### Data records
○ ○ ○

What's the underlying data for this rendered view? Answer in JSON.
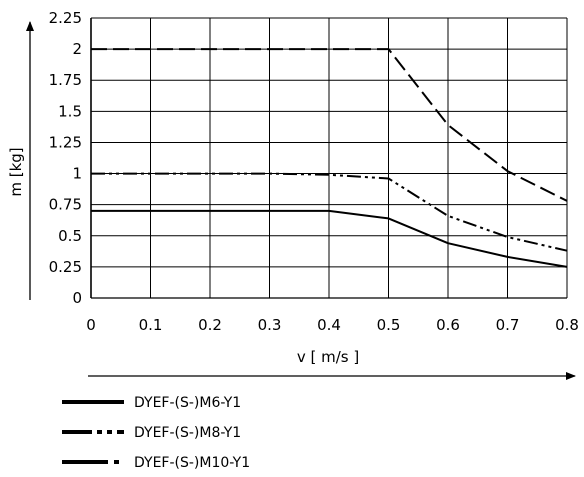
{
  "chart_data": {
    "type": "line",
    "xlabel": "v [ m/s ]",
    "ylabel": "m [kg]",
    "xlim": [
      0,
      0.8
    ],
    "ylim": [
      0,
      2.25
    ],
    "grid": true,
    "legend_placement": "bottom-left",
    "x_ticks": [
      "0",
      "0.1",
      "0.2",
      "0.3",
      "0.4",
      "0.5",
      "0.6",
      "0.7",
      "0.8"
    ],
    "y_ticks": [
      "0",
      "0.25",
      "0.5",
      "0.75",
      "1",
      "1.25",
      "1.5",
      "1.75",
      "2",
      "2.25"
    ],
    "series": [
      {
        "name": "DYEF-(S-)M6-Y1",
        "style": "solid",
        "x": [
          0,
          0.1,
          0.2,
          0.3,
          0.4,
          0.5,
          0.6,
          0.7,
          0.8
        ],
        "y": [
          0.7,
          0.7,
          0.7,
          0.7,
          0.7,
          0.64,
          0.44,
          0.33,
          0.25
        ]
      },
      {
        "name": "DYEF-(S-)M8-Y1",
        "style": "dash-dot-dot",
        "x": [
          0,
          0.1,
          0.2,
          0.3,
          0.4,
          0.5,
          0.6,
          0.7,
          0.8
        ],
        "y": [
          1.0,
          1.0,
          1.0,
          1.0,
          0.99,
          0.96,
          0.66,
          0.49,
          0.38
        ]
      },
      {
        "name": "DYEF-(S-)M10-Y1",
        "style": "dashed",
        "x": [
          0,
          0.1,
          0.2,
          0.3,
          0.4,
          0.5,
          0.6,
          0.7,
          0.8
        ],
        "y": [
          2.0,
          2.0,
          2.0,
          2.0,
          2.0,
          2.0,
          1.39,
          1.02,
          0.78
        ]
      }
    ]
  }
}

○ ○ ○

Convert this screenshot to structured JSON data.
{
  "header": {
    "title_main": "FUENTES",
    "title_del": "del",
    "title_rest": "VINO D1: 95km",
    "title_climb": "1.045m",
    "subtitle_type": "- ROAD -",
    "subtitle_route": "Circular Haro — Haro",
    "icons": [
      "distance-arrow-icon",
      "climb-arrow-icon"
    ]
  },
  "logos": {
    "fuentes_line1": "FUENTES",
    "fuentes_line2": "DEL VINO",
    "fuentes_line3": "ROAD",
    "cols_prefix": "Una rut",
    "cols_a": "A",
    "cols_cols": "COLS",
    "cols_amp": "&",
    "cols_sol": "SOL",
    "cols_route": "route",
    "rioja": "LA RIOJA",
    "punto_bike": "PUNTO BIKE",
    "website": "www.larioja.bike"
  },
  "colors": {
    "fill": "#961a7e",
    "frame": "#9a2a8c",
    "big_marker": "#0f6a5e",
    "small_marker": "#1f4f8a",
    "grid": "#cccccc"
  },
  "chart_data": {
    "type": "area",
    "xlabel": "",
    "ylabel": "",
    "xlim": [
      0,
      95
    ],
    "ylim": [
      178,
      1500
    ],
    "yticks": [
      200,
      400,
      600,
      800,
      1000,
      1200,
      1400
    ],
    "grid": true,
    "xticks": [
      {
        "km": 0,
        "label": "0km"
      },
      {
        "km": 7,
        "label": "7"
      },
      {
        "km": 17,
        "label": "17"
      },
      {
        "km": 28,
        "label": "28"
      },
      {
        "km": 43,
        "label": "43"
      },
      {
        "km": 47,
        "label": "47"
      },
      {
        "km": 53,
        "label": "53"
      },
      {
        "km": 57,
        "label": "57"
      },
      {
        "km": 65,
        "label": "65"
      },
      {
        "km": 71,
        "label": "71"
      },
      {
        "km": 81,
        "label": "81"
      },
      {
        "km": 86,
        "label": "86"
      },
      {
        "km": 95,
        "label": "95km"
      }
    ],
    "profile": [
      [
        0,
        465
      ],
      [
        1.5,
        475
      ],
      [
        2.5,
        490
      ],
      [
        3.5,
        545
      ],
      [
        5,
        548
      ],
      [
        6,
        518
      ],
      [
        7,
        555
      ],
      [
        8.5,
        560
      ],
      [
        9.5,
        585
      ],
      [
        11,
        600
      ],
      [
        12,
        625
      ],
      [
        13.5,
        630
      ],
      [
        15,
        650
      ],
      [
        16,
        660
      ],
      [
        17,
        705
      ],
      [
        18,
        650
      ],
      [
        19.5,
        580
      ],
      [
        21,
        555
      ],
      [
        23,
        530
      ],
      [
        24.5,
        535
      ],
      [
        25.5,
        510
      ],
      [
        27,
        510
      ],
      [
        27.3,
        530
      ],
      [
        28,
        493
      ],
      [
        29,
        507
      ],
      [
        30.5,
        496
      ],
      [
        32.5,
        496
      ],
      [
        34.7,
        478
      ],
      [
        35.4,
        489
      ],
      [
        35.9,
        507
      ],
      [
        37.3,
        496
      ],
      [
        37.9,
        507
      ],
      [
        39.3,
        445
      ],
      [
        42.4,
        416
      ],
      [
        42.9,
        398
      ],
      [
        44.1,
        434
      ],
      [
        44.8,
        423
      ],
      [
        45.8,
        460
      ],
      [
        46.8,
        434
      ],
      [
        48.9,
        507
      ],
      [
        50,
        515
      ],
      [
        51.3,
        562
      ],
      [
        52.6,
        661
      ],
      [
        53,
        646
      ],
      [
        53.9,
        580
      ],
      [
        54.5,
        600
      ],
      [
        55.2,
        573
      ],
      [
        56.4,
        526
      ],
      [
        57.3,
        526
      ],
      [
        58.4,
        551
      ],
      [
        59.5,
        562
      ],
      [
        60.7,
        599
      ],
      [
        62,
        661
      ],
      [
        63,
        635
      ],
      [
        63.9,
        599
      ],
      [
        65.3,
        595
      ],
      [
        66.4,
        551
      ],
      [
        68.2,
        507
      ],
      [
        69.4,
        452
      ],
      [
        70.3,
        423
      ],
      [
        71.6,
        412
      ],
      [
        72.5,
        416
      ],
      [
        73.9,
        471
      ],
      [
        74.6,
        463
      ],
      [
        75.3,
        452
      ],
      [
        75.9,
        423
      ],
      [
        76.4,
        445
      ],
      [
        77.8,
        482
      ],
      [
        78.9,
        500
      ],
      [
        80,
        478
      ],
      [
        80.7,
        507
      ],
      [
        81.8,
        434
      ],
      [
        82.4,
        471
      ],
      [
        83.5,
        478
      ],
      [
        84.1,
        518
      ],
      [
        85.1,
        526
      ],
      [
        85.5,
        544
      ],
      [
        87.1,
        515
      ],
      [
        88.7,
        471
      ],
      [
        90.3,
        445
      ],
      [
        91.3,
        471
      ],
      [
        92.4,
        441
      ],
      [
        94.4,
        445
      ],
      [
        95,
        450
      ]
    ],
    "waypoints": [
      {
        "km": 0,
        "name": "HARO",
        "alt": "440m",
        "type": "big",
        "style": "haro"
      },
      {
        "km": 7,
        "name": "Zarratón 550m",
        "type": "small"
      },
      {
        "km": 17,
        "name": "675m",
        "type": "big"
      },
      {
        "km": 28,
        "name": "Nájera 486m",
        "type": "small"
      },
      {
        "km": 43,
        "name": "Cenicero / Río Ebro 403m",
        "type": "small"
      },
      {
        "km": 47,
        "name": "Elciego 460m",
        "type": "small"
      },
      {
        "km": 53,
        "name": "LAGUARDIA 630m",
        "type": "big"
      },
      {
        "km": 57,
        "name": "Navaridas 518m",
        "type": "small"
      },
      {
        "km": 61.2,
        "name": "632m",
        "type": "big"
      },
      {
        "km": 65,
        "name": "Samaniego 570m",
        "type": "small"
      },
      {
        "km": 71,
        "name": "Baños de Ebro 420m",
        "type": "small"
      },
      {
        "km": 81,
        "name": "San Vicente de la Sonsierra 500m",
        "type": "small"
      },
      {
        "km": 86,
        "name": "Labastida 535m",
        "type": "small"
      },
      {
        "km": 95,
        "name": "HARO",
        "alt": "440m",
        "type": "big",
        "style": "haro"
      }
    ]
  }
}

○ ○ ○

### WORK TO BE COMPLETED
For each line above that contains the word "JSON", copy that line.

### THE ANSWER
What's the underlying data for this rendered view? Answer in JSON.
Convert this screenshot to structured JSON data.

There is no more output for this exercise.